• What you are asked to do: Each line that holds the word "oder" should be returned.

Data entries:
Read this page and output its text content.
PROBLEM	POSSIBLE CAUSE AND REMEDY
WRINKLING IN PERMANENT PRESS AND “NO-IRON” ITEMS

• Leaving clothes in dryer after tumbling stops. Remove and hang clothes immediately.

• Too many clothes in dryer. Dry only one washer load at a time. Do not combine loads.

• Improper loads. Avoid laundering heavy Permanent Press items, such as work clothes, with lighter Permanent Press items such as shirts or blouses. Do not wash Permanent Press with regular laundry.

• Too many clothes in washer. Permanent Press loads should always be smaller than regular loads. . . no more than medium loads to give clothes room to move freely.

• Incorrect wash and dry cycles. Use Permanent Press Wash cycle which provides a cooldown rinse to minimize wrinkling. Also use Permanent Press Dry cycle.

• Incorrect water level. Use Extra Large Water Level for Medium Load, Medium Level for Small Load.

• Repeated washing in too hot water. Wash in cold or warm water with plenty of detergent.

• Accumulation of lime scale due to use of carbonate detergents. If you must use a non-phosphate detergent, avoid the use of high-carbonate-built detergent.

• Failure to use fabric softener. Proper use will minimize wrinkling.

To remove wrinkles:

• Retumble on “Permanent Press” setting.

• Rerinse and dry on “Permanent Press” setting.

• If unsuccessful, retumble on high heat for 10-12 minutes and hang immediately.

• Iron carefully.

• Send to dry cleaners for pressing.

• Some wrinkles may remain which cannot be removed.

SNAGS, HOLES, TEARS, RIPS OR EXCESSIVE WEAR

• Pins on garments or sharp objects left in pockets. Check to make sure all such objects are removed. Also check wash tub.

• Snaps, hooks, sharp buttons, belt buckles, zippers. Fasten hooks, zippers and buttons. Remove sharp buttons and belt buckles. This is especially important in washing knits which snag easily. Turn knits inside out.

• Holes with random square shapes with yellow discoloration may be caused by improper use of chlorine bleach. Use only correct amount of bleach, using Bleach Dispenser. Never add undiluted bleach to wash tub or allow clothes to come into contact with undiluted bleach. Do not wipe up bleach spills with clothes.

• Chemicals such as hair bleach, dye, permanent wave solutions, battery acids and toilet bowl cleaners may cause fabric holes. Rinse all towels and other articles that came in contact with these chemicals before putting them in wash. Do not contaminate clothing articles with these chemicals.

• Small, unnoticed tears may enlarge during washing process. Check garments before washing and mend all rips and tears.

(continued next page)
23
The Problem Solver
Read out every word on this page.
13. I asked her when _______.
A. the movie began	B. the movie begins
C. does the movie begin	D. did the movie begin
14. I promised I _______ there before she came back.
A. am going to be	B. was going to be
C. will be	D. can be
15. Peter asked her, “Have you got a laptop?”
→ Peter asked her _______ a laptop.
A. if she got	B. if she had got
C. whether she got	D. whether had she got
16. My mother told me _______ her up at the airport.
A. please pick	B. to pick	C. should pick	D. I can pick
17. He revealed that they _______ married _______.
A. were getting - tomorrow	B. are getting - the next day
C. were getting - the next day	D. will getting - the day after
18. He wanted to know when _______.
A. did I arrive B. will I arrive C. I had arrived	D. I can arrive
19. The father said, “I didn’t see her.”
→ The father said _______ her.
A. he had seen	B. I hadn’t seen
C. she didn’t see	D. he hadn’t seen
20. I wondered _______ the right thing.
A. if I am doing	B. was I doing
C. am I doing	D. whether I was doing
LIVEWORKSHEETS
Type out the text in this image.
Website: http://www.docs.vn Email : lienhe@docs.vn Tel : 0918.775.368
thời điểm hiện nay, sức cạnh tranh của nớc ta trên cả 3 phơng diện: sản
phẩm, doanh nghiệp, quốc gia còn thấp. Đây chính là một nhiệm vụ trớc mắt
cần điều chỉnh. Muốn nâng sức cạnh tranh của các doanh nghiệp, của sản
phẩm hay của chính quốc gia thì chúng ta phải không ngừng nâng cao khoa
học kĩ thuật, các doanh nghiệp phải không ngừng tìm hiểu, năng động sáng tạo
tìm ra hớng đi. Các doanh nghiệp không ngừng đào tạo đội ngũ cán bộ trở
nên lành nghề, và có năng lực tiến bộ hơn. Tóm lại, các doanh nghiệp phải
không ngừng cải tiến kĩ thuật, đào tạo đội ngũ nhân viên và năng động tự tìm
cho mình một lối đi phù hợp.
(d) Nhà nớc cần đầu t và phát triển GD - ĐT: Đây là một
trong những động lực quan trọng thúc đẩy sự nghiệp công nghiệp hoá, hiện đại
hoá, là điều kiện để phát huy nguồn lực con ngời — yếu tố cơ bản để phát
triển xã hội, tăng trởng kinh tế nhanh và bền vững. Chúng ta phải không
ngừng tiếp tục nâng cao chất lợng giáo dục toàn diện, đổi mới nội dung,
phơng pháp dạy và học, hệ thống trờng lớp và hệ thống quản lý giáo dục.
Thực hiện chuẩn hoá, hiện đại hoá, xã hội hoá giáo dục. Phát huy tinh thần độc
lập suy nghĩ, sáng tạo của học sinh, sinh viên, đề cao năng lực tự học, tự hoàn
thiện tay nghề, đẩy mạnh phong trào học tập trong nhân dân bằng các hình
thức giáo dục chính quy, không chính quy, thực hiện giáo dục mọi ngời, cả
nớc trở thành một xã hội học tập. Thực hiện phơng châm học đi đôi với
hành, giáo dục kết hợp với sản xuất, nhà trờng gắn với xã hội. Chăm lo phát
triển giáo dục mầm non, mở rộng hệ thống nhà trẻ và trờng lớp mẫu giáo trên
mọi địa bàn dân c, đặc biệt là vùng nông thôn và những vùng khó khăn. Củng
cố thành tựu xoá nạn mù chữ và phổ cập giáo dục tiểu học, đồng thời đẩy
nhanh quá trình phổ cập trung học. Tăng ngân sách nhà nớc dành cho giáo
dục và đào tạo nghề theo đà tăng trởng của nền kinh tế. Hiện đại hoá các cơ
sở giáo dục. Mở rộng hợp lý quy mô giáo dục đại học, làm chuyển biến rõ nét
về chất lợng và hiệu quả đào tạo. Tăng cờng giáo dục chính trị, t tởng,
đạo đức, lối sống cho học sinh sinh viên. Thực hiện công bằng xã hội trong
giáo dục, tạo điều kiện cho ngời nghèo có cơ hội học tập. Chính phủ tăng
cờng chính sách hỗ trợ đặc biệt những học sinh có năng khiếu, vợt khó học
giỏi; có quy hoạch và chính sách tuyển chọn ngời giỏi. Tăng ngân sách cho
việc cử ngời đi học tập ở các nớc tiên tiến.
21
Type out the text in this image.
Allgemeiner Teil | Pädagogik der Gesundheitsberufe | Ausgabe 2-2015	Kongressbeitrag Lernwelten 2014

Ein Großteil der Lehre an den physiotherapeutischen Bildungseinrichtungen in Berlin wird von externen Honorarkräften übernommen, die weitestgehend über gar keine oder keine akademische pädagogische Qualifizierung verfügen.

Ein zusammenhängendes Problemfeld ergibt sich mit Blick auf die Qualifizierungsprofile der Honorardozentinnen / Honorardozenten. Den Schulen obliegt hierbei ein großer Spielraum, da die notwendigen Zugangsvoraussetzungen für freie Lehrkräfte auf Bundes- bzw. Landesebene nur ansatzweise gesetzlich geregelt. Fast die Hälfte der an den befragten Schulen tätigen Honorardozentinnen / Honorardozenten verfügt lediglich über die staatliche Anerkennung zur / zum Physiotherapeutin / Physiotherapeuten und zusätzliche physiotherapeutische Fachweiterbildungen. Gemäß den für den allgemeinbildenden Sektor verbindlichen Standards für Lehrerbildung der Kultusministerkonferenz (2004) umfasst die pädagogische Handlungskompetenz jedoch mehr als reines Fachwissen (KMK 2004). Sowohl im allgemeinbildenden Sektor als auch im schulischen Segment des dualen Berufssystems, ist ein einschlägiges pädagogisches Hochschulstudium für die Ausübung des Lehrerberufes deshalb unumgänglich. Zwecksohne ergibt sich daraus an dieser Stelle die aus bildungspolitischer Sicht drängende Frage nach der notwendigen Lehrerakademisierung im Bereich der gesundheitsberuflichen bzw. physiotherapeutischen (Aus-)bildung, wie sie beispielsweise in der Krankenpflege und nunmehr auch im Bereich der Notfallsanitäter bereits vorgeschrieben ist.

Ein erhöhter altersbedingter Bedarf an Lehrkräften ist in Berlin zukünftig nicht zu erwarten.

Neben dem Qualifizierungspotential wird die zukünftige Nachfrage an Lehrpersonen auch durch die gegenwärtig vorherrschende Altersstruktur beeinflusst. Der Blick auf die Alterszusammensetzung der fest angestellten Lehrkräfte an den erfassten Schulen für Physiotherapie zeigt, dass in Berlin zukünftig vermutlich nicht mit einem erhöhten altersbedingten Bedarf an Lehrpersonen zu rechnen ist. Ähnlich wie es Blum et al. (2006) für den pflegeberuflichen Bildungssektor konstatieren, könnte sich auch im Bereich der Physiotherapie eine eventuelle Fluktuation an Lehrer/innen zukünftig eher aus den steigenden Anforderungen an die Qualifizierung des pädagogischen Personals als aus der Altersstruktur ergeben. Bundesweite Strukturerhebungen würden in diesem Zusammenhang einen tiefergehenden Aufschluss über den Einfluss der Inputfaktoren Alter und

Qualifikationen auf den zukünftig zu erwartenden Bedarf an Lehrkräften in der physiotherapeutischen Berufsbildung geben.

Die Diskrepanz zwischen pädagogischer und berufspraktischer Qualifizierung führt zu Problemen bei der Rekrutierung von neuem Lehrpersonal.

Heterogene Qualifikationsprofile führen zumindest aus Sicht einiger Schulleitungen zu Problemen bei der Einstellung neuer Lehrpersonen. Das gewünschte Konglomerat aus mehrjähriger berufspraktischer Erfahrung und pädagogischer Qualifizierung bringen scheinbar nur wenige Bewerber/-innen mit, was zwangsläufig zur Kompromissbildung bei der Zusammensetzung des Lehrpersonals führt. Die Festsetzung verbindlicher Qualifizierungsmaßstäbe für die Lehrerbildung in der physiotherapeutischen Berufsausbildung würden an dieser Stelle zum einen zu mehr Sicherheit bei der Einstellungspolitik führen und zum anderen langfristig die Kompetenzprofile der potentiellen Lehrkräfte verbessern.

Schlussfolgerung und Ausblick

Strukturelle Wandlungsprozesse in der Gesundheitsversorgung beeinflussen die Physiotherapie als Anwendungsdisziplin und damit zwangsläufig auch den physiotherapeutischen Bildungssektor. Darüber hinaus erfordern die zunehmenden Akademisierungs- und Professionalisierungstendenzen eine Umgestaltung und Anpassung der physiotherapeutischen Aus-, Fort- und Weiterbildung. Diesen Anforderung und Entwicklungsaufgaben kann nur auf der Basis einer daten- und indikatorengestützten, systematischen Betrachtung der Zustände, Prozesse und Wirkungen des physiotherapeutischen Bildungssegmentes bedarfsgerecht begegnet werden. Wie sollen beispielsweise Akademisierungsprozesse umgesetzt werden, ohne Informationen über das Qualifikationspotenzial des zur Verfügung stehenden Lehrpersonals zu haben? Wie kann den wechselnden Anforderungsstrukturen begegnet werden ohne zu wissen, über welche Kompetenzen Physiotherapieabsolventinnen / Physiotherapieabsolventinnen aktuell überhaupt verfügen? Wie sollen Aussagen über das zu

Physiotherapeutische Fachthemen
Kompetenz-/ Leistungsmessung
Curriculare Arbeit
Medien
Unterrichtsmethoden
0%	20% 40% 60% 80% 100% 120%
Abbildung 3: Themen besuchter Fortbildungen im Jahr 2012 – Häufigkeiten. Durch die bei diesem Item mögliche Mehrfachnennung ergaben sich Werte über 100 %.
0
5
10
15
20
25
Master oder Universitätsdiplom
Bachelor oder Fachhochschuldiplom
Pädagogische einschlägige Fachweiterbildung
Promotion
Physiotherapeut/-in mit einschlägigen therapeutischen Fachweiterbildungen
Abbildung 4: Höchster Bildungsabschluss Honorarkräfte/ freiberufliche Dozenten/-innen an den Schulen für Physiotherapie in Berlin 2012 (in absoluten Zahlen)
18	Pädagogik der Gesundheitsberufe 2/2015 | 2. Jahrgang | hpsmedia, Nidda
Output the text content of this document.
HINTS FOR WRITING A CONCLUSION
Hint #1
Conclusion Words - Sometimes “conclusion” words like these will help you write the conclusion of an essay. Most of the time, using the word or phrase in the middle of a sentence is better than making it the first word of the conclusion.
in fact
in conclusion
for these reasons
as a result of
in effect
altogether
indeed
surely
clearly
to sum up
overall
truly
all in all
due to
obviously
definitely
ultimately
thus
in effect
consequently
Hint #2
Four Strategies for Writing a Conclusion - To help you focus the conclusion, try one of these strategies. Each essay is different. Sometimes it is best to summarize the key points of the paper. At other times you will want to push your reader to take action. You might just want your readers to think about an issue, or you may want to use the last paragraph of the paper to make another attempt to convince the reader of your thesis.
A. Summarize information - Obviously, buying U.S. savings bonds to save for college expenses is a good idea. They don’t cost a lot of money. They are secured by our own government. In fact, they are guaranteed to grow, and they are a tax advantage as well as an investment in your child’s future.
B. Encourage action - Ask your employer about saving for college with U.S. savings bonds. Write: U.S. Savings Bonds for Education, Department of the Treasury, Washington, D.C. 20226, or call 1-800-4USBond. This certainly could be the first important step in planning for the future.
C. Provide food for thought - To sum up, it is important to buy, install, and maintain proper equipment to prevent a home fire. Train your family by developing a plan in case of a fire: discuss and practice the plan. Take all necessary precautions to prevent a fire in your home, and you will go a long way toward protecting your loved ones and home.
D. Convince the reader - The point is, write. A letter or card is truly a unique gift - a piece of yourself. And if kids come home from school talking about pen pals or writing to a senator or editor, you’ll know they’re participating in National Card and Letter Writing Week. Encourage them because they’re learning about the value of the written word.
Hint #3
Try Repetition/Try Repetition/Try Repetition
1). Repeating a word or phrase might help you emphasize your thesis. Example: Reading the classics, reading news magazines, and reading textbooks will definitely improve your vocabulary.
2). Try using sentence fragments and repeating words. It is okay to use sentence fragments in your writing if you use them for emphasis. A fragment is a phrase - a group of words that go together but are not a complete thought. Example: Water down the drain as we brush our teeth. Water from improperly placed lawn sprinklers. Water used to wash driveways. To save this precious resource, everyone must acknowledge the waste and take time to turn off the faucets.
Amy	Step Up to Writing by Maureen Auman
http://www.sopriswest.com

• Exercise solution:
Ein Großteil der Lehre an den physiotherapeutischen Bildungseinrichtungen in Berlin wird von externen Honorarkräften übernommen, die weitestgehend über gar keine oder keine akademische pädagogische Qualifizierung verfügen.
Master oder Universitätsdiplom
Bachelor oder Fachhochschuldiplom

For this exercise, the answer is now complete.